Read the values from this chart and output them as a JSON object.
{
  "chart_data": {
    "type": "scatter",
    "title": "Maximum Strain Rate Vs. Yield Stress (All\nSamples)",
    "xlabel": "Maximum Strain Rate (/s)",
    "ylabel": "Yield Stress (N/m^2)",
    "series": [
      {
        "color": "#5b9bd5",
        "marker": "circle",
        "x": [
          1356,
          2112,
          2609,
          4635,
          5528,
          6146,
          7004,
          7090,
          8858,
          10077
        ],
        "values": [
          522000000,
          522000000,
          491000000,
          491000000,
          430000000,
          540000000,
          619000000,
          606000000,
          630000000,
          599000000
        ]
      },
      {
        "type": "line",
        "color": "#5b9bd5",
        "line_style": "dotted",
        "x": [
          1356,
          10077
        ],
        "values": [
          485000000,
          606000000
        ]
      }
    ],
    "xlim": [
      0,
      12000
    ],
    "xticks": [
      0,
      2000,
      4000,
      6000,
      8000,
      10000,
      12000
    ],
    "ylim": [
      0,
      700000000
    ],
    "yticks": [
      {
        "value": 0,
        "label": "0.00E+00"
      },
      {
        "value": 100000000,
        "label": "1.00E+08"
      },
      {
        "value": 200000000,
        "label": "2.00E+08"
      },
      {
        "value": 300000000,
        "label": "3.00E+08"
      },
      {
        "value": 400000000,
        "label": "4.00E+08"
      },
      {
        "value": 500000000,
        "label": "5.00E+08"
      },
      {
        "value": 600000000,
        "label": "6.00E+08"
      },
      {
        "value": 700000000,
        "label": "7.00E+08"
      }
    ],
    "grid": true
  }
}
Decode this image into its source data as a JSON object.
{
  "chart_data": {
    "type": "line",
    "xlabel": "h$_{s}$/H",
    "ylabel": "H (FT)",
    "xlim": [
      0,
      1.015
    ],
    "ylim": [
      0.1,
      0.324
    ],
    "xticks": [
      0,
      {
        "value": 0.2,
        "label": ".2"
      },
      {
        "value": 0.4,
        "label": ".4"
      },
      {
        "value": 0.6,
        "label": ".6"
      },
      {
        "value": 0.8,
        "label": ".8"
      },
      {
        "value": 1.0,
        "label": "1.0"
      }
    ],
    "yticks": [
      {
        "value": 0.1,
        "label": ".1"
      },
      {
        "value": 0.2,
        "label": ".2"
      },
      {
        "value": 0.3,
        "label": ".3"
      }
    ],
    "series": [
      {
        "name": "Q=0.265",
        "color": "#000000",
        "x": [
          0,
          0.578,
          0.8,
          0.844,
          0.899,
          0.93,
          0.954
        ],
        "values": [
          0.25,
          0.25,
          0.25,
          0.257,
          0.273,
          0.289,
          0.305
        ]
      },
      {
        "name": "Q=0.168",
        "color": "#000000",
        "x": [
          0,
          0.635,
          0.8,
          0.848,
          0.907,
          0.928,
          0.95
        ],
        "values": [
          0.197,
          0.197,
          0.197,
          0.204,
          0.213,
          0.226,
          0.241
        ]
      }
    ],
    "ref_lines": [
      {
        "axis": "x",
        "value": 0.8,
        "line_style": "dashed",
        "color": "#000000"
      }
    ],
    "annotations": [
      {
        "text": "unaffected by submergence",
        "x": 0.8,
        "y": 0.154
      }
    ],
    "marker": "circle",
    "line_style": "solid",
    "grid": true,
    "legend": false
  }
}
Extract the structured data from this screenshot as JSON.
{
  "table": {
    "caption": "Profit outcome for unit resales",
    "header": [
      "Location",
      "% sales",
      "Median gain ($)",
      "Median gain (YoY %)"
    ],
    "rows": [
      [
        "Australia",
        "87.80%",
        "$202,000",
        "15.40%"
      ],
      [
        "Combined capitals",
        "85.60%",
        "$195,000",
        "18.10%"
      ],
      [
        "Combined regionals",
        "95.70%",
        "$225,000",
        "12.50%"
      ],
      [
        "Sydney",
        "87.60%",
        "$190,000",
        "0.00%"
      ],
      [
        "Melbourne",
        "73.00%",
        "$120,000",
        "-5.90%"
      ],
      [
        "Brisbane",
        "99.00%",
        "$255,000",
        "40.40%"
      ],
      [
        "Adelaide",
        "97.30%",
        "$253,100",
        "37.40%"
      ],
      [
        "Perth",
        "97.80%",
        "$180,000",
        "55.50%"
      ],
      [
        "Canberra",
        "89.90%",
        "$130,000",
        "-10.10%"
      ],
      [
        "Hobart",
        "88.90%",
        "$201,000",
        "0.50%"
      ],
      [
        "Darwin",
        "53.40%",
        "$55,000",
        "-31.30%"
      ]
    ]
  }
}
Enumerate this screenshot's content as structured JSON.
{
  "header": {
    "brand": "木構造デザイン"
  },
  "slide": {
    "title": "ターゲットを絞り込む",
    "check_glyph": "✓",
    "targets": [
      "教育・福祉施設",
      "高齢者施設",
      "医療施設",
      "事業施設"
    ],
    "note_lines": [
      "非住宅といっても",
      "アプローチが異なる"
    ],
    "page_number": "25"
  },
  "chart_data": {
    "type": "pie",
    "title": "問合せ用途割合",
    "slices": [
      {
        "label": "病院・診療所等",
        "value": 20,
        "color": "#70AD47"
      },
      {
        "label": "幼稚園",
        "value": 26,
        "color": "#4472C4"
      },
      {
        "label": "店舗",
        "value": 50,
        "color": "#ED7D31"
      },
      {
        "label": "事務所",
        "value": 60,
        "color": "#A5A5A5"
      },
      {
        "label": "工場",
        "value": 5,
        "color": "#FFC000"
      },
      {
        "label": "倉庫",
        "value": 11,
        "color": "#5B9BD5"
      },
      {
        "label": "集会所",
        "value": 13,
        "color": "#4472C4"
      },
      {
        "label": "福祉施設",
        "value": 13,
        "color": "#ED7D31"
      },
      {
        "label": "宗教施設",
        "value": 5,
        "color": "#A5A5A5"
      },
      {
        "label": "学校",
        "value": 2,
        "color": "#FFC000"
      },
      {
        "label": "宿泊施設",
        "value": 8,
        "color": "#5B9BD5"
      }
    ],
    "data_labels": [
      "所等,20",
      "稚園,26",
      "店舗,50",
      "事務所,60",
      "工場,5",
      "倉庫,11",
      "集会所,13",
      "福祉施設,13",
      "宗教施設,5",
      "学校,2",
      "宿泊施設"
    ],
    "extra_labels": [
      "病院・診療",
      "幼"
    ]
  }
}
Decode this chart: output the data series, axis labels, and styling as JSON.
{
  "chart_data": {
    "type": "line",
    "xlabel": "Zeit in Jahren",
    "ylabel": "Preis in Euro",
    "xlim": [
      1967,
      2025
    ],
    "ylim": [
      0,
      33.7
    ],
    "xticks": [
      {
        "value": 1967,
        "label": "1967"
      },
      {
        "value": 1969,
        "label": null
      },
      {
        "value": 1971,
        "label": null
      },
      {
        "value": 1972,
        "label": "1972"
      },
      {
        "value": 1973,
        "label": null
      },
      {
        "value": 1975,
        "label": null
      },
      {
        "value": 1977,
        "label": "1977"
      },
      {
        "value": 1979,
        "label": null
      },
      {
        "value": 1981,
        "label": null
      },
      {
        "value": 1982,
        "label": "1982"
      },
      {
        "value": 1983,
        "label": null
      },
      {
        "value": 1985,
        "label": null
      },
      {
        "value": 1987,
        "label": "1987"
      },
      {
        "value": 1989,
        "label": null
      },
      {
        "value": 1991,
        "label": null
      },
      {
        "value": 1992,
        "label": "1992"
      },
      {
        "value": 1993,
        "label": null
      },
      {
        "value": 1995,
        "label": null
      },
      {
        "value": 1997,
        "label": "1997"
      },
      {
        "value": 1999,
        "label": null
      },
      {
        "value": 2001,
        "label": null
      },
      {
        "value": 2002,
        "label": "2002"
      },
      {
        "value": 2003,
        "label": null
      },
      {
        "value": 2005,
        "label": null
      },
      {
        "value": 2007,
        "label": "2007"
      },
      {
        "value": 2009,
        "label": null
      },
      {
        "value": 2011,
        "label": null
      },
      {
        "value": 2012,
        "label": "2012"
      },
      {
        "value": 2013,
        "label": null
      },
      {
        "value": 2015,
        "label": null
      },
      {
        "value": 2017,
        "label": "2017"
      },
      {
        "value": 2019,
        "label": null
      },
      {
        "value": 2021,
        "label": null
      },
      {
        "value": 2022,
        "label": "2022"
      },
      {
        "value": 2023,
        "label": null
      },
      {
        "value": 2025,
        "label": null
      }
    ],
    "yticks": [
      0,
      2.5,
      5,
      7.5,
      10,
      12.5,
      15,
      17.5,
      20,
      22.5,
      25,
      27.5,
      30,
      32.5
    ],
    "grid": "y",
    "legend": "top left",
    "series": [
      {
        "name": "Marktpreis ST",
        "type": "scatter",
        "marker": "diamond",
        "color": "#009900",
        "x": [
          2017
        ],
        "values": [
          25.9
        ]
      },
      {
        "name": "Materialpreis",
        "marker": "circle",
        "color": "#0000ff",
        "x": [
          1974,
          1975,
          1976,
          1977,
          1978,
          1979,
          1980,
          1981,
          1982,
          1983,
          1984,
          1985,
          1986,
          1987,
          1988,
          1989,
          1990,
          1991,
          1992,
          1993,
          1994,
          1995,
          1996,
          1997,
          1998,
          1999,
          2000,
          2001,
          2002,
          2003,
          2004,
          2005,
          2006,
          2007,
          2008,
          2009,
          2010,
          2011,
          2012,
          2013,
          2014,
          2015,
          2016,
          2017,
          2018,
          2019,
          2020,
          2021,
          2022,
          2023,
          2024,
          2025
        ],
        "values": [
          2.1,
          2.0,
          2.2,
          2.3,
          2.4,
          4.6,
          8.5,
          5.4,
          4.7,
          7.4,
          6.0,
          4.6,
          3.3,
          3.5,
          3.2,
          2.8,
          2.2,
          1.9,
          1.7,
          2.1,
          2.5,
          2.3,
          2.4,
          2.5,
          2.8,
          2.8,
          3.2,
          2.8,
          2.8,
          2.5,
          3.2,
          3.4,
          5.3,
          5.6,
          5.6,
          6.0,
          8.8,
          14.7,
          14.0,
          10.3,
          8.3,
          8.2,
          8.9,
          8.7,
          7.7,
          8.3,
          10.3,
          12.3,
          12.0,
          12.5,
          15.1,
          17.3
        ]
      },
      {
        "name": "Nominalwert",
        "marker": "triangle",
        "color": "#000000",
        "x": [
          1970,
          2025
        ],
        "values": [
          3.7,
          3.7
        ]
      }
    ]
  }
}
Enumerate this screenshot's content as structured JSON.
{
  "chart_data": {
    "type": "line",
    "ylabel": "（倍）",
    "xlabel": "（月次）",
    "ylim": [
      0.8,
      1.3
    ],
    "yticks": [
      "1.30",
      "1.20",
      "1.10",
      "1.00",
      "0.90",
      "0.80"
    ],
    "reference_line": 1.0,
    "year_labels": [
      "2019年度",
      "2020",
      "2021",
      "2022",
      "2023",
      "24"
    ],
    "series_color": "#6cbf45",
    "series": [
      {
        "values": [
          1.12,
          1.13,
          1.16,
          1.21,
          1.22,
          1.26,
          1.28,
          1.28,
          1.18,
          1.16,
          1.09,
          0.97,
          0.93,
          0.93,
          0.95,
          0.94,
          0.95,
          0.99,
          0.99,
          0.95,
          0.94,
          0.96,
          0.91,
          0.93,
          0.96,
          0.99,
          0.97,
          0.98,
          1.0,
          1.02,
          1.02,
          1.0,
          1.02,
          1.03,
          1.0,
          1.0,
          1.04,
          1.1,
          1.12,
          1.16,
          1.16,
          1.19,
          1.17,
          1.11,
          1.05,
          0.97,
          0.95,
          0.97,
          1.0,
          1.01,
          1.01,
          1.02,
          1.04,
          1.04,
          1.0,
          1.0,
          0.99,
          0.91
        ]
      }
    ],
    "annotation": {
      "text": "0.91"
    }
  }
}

Written request: Determine the number of lines in the listing that contain the string "marker". Write that number and nothing else.

Result of the exercise: 5